» SOURCE
They called it the Babel Proclamation. America was at war, and German—commonly spoken in Iowa at the time—was the language of the enemy. When asked why he banned all languages and not just German, Harding explained that “German intrigue does not confine itself to the German language. The fact is they find it more convenient now to use other languages.” Apparently no one thought to ask Harding, “So if German spies speak English, shouldn’t you ban English too?”

As for prayer, Harding told the Chamber of Commerce, “I am telling those who insist upon praying in some other language that they are wasting their time, for the good Lord up above is now listening for the voice in English.”

Oh, and that First Amendment business in the Constitution? Welp, according to the governor, freedom of speech is guaranteed only if you speak English.

babel copy
Excerpt from second page of the Babel Proclamation

When the U.S. entered World War I, it mounted a war on German as well as Germany. Almost all American schools stopped teaching German. In Iowa, German books were burned. German-language churches were trashed or torched—and a couple of Danish churches too, because Danish sounded so German. Several women were fined for speaking German on rural party-line telephones. And German speakers were physically attacked by mobs.

Gov. Harding assured Iowa’s German speakers that his language ban was for their own good: it would protect them from the violence that their speech provoked. But the Babel Proclamation had the opposite effect. It became a license to hate. Law or no law, from Nebraska to Texas, people speaking foreign languages were beaten, tarred and feathered, made to kiss the flag, hauled before an inquisition, or hanged in effigy. One pastor was even strung up by an angry mob for speaking German, but police managed to intervene and cut him down before he died.

» ENTRIES SHOWN
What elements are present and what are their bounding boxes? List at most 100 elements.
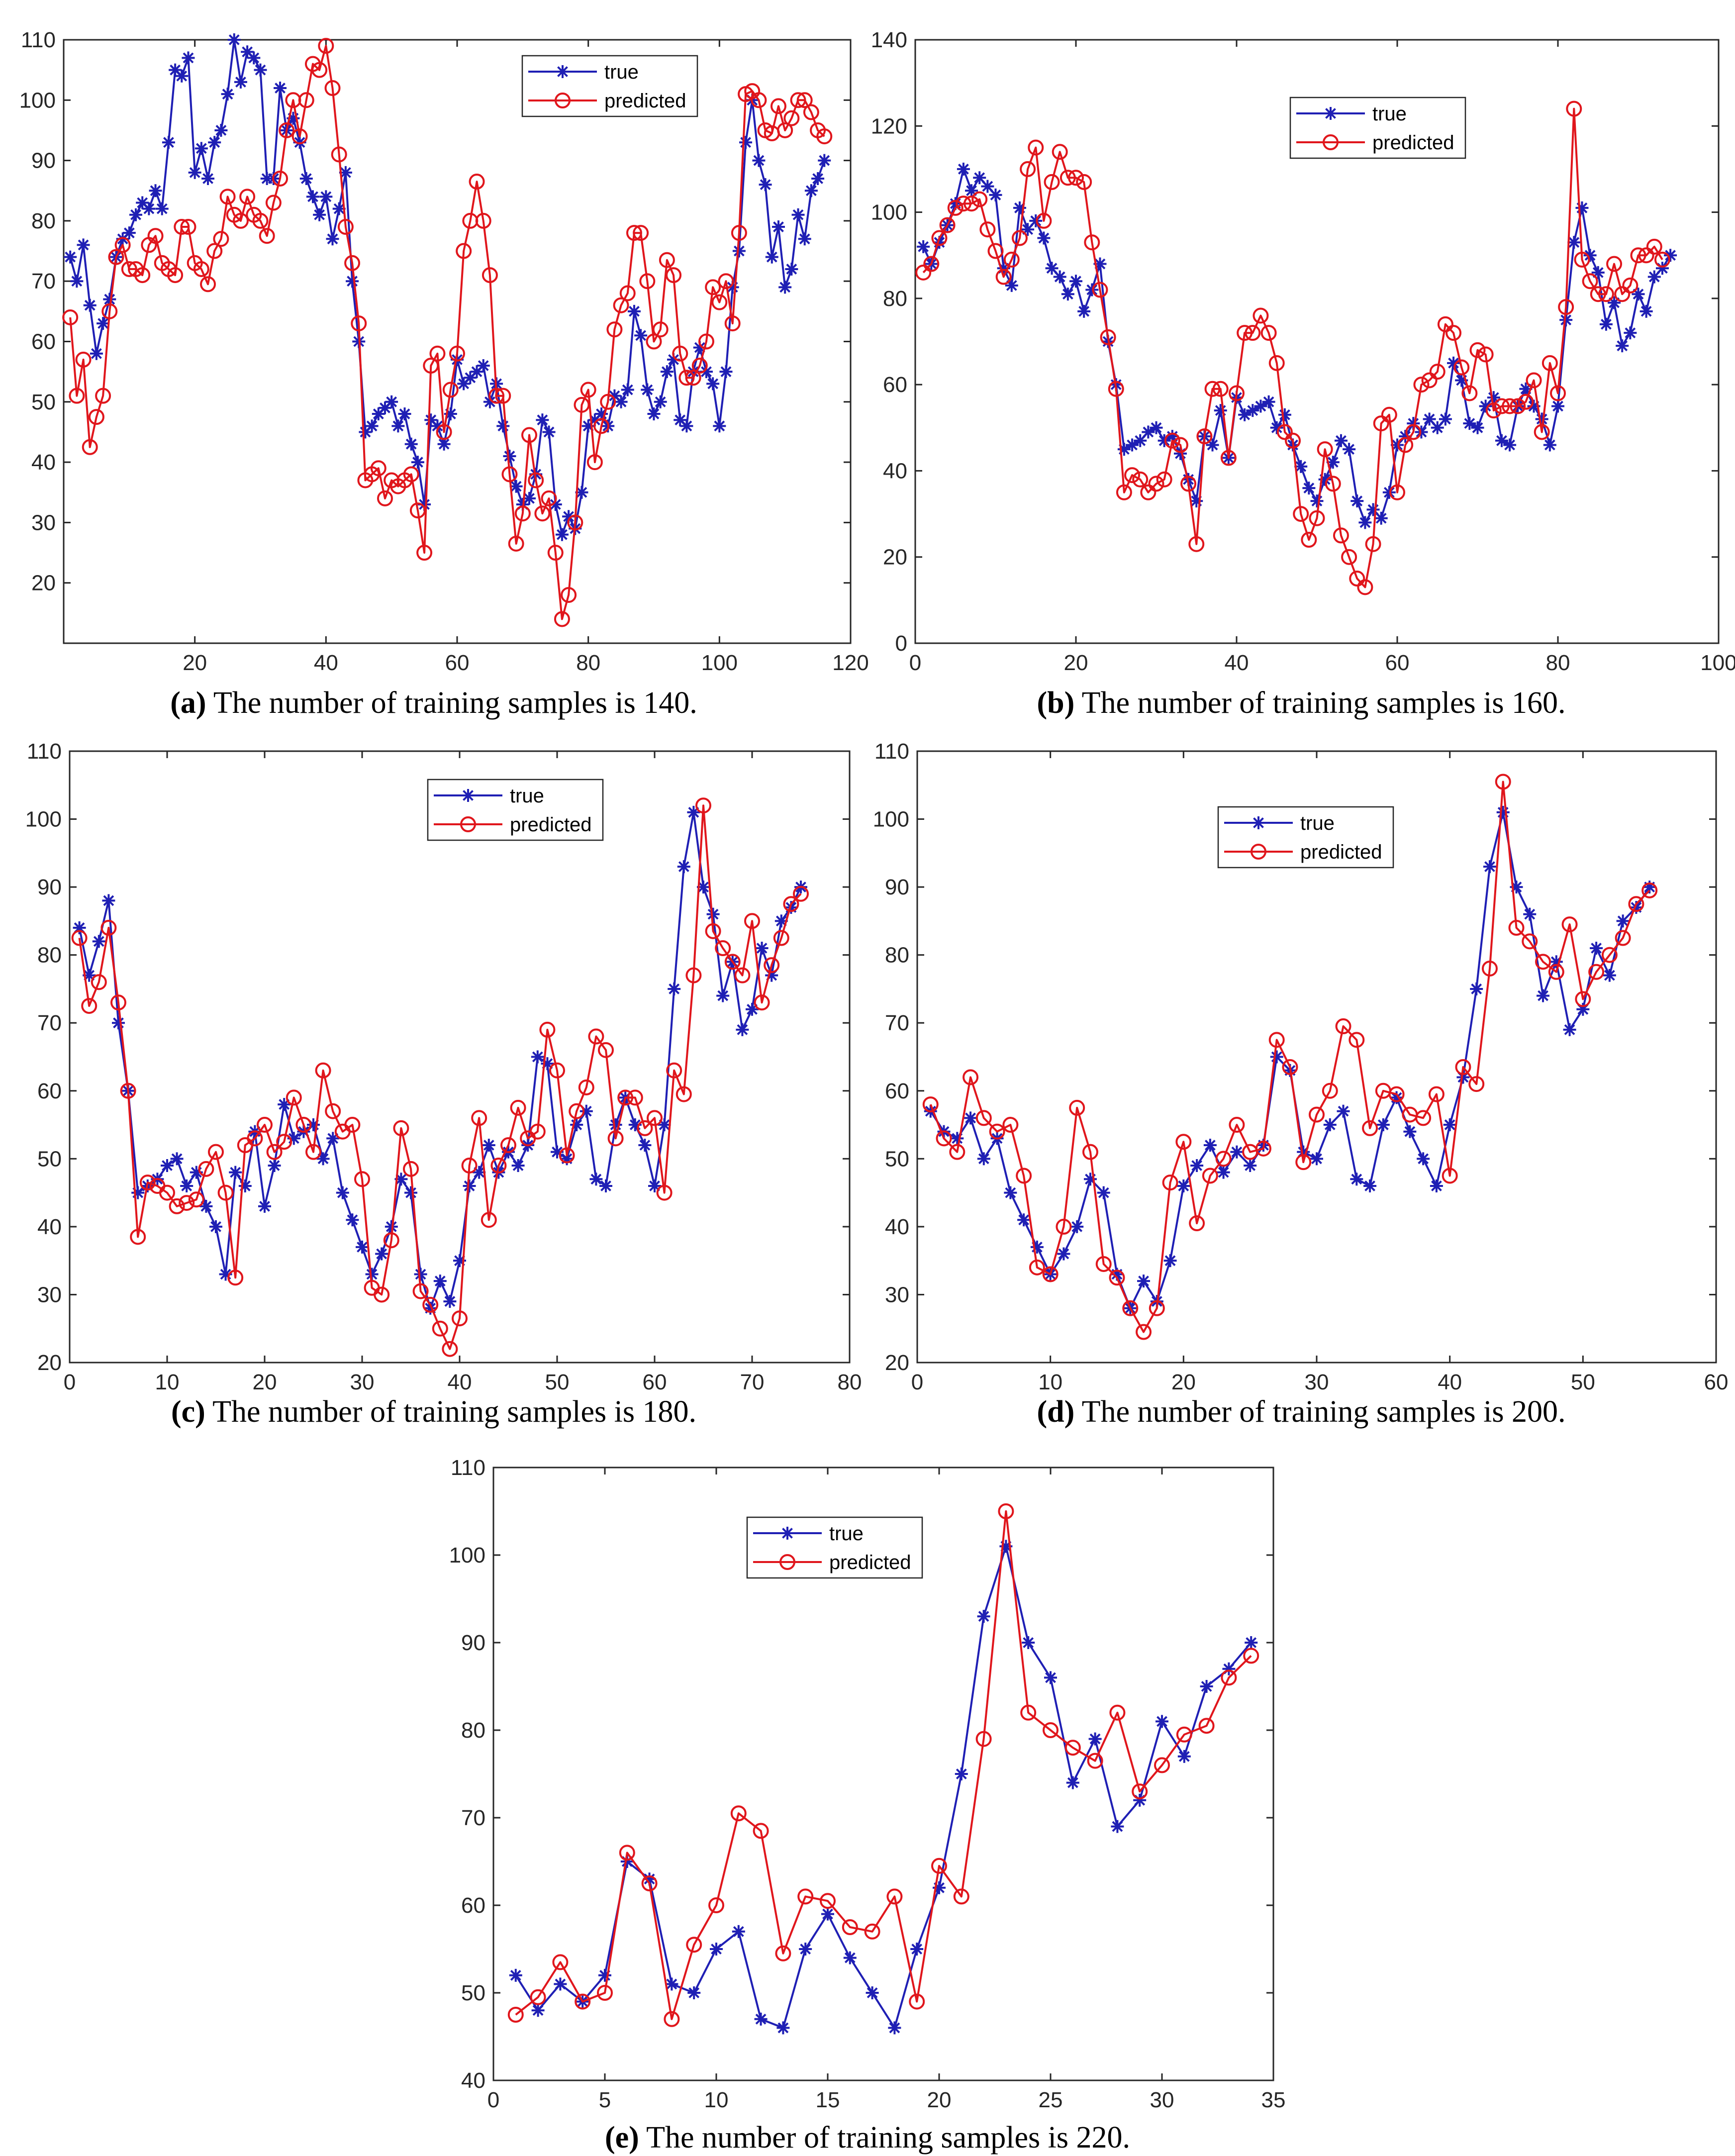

==

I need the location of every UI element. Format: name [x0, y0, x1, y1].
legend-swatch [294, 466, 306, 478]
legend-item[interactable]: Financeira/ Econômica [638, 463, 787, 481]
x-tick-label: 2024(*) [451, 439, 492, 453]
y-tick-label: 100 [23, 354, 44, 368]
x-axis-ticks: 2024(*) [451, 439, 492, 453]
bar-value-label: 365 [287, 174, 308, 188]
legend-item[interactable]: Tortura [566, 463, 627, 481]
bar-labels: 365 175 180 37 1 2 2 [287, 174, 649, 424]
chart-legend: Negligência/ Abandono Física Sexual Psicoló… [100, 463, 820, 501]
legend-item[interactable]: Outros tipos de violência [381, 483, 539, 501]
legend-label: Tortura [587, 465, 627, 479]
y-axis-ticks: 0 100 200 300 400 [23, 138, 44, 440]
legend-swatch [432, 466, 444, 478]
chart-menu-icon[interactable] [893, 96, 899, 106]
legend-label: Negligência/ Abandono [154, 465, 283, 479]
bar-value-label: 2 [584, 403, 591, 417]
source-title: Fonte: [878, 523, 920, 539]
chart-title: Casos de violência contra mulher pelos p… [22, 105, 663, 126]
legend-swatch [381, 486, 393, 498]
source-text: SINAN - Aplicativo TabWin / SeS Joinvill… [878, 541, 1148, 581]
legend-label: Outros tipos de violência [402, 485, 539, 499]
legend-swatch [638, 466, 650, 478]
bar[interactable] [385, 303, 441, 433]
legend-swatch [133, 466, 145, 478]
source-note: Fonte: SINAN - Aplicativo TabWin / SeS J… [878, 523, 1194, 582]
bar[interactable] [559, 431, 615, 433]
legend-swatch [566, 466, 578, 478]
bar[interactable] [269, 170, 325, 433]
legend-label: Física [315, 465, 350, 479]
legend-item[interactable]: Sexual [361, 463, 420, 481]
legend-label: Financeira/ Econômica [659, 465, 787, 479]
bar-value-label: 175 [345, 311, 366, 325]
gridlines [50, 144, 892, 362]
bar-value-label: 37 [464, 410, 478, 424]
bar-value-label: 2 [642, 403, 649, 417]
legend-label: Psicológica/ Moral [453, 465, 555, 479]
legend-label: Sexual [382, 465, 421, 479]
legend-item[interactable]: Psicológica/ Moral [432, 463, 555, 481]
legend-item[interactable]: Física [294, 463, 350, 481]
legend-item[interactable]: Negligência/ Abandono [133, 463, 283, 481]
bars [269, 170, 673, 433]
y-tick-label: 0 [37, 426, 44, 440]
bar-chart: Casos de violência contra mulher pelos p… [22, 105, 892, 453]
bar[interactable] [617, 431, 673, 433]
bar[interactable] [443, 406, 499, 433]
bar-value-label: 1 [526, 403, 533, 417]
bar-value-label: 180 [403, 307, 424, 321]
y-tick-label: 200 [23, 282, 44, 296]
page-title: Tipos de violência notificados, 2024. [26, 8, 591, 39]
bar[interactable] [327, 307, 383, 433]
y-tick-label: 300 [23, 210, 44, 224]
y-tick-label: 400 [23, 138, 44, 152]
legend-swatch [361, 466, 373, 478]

...

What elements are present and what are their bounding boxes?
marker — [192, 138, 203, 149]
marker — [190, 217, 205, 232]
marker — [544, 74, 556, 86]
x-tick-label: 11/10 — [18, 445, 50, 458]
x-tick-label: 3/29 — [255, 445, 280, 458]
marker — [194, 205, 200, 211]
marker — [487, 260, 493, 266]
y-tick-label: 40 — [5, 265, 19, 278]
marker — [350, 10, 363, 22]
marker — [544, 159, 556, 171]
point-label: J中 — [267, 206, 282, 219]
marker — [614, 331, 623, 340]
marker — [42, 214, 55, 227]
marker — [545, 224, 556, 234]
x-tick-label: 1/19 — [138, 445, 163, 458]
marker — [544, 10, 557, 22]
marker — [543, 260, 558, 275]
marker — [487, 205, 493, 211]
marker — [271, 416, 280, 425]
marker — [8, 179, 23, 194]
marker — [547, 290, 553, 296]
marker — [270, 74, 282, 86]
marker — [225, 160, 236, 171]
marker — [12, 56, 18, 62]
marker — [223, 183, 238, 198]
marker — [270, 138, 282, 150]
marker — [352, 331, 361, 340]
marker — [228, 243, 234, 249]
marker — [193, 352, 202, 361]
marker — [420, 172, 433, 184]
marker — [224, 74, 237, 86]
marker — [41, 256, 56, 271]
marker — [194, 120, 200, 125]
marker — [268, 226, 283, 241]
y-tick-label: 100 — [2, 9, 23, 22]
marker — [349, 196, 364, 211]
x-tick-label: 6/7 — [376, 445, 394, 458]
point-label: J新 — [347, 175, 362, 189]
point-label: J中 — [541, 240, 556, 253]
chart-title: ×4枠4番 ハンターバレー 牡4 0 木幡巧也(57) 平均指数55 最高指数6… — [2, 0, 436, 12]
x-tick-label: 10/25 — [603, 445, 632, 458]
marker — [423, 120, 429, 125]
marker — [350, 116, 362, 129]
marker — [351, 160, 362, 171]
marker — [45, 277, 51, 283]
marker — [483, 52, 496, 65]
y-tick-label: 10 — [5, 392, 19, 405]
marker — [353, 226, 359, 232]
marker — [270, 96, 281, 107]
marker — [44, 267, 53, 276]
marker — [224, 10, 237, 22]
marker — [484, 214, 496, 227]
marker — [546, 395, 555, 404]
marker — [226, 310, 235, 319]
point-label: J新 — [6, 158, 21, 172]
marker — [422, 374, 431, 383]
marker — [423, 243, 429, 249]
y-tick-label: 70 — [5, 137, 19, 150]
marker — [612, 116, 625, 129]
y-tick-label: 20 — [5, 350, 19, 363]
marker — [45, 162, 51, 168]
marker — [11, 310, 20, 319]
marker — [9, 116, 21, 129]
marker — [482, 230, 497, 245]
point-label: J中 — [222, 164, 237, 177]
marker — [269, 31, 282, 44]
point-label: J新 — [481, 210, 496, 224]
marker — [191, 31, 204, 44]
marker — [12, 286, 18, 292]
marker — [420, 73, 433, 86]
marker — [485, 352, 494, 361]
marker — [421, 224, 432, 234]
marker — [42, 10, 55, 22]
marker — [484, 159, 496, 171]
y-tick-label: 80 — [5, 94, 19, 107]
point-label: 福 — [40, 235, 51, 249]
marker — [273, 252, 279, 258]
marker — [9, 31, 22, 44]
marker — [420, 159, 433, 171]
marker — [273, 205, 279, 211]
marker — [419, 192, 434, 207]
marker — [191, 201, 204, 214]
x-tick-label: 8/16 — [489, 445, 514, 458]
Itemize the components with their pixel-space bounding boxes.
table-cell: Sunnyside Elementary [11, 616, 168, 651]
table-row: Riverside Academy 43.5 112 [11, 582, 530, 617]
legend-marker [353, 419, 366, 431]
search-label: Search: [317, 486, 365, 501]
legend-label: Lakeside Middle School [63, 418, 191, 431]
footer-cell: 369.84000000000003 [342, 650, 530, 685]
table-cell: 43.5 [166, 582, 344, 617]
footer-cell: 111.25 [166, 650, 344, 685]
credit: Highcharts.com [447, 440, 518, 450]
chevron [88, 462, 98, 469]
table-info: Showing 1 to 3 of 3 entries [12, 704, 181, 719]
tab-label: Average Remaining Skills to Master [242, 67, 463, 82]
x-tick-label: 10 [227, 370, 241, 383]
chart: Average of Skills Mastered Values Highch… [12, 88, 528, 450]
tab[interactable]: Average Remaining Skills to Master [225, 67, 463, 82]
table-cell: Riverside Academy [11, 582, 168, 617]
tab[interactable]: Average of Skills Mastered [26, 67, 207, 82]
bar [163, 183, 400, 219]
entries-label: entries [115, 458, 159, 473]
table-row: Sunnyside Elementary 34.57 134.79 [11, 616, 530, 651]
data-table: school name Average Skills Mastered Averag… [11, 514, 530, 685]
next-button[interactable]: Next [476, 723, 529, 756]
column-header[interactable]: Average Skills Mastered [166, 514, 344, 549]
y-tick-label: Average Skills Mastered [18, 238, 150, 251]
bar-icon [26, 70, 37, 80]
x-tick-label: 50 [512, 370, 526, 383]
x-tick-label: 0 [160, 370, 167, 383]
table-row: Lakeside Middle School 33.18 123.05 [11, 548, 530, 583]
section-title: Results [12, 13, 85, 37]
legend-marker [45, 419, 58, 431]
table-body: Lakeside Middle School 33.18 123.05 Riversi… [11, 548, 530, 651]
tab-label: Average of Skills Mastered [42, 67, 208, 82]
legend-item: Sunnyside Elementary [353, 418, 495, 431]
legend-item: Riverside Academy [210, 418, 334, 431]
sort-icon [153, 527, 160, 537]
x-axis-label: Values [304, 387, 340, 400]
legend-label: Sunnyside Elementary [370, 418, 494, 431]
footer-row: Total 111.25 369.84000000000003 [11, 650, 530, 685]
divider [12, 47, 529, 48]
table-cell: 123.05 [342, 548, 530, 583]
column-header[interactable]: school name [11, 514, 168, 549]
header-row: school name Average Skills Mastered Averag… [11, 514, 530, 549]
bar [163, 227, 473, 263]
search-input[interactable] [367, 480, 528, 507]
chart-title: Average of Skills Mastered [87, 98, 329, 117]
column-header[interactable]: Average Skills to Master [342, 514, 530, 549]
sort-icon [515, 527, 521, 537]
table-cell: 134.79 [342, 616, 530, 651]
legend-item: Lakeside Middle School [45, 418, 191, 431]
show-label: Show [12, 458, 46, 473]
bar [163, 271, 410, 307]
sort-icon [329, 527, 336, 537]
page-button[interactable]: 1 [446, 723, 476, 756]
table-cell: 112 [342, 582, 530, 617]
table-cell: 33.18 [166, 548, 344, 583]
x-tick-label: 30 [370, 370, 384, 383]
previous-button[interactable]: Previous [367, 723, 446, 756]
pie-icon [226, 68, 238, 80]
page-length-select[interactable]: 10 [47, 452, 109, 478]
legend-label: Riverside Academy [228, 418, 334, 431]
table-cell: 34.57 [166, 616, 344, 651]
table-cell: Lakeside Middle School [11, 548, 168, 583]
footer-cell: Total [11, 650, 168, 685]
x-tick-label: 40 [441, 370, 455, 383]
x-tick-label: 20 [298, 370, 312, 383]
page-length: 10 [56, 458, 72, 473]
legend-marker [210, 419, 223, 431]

» SET TASK
In the passage on the Babel Proclamation, give the stretch from "As for prayer, Harding" through "attacked by mobs." again, changing "rural" to "country".

» TASK SOLUTION
As for prayer, Harding told the Chamber of Commerce, “I am telling those who insist upon praying in some other language that they are wasting their time, for the good Lord up above is now listening for the voice in English.”

Oh, and that First Amendment business in the Constitution? Welp, according to the governor, freedom of speech is guaranteed only if you speak English.

babel copy
Excerpt from second page of the Babel Proclamation

When the U.S. entered World War I, it mounted a war on German as well as Germany. Almost all American schools stopped teaching German. In Iowa, German books were burned. German-language churches were trashed or torched—and a couple of Danish churches too, because Danish sounded so German. Several women were fined for speaking German on country party-line telephones. And German speakers were physically attacked by mobs.